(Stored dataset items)
════
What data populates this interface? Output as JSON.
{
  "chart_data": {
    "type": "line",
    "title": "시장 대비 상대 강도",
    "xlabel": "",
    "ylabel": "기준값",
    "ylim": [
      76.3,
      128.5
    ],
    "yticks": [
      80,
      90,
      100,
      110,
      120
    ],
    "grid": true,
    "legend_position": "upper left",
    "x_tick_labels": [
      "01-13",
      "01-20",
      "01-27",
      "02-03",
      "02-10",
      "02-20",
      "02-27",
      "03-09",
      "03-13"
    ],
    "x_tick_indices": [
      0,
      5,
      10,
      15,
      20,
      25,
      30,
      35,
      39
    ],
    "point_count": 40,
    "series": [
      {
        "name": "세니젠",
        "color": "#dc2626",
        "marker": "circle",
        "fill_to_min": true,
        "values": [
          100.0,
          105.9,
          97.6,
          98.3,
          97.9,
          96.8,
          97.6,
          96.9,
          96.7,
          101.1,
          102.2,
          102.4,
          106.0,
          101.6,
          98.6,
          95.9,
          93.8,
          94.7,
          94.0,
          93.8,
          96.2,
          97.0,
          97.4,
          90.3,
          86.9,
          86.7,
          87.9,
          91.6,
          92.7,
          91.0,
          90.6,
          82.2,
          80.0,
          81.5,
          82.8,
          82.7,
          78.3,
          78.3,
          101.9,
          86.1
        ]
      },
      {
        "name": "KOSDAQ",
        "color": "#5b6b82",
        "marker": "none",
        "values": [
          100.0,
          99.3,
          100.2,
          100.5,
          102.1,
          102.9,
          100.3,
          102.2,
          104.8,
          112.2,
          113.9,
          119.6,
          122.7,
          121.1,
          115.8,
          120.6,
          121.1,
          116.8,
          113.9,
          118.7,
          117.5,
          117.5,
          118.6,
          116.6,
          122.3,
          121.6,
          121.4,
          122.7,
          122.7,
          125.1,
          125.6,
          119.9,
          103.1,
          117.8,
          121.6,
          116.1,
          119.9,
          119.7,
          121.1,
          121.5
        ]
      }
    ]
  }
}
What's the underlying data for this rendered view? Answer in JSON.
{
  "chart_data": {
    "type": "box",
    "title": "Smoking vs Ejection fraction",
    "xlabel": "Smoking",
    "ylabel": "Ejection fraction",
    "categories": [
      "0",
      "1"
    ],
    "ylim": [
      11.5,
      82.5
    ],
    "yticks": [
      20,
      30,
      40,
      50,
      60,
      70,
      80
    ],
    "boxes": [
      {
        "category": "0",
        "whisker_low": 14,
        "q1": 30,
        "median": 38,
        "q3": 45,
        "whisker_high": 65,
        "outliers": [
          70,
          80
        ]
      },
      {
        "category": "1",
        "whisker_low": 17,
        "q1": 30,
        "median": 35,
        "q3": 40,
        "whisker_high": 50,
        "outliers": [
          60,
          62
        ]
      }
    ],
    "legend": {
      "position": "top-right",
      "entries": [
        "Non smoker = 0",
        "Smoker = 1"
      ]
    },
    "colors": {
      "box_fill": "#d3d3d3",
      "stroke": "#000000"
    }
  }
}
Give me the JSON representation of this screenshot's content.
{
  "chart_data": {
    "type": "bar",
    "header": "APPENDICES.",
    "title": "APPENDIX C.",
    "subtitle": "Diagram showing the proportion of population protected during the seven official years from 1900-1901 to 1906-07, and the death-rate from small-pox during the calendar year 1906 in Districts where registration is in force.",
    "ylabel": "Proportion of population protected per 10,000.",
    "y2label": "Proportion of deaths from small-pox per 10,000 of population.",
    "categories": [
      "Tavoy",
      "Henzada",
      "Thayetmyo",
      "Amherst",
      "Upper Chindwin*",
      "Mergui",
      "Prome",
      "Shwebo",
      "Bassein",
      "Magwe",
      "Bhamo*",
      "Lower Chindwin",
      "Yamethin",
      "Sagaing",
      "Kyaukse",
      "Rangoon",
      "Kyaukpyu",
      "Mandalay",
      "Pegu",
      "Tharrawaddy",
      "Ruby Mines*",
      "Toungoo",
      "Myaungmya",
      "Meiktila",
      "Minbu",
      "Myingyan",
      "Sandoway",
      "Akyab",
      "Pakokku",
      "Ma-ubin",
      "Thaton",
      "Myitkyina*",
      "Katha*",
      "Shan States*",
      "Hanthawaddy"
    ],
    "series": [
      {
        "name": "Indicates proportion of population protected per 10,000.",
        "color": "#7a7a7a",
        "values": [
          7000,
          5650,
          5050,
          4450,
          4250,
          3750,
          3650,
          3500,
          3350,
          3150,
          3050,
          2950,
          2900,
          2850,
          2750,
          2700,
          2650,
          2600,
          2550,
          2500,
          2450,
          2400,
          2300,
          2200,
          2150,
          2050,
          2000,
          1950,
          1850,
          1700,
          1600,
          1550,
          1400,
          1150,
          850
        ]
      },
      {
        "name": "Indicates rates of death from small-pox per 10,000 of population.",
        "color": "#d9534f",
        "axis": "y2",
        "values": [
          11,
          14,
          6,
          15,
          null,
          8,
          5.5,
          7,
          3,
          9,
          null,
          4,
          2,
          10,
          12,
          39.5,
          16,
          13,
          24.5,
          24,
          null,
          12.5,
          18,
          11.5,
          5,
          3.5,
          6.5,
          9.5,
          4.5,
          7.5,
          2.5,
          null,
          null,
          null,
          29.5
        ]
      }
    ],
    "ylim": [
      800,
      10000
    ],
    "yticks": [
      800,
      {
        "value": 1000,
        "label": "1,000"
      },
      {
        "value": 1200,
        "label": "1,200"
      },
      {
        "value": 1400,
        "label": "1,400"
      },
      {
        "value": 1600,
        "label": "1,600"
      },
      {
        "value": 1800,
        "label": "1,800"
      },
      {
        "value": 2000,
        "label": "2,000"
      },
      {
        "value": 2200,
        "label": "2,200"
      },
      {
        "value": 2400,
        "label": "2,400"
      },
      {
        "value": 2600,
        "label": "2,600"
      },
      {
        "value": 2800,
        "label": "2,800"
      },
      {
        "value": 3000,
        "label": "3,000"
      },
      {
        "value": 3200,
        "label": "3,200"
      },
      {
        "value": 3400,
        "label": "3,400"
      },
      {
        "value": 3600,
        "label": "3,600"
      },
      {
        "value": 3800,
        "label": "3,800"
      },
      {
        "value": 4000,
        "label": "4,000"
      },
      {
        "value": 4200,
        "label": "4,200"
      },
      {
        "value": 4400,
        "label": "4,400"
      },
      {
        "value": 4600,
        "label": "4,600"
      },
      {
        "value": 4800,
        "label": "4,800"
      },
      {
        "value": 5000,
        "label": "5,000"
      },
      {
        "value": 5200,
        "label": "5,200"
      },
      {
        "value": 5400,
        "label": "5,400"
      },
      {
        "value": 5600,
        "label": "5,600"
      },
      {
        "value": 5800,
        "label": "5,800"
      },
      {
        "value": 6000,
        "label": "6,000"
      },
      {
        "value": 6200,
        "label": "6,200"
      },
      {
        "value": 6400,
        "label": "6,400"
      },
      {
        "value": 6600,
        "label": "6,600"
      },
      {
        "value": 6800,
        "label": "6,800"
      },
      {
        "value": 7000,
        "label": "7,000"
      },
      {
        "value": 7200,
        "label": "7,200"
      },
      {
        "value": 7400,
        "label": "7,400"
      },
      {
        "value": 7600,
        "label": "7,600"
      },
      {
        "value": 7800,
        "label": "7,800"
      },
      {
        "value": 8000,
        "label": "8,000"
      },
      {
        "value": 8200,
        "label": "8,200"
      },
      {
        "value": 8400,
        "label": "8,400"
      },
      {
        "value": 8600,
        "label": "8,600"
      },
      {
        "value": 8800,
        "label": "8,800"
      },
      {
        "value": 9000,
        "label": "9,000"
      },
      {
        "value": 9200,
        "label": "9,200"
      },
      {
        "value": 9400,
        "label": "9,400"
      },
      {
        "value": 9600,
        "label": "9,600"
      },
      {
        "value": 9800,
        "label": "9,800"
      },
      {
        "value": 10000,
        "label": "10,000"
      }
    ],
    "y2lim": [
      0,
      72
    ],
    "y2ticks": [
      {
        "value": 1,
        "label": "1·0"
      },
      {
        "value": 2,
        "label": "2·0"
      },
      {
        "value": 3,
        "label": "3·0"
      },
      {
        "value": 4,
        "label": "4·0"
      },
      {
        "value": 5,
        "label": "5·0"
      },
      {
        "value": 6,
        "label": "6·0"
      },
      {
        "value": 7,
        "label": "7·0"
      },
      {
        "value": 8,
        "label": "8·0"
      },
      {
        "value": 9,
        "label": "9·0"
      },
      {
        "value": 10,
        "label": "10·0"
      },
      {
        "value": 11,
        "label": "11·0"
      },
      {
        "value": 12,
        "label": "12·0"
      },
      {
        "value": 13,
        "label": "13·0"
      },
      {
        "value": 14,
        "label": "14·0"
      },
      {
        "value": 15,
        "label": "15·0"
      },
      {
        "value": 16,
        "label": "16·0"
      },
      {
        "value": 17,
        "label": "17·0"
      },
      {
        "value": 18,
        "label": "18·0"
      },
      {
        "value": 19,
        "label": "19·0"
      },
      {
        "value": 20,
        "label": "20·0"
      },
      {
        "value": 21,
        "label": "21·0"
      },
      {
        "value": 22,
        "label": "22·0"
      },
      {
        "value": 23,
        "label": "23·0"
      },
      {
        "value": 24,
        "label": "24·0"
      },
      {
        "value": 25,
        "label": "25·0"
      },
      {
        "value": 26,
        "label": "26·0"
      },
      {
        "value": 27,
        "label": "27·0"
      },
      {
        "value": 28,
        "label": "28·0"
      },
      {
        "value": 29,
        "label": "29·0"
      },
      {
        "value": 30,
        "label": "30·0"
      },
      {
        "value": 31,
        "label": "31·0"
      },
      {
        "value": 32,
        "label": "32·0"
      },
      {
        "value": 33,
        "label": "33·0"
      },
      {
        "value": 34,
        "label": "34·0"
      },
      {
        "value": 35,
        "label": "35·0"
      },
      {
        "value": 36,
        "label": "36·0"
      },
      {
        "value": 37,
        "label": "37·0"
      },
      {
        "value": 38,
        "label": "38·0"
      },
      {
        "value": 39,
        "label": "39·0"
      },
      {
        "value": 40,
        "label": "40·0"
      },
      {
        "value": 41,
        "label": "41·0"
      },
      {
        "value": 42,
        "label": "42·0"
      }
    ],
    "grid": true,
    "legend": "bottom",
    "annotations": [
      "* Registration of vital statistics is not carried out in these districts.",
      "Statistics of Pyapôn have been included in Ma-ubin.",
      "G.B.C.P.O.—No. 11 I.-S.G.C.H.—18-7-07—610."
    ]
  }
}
════
Given exercise —
How many lines of these entries hold the string "JSON"? Answer with the number alone.

The reply —
3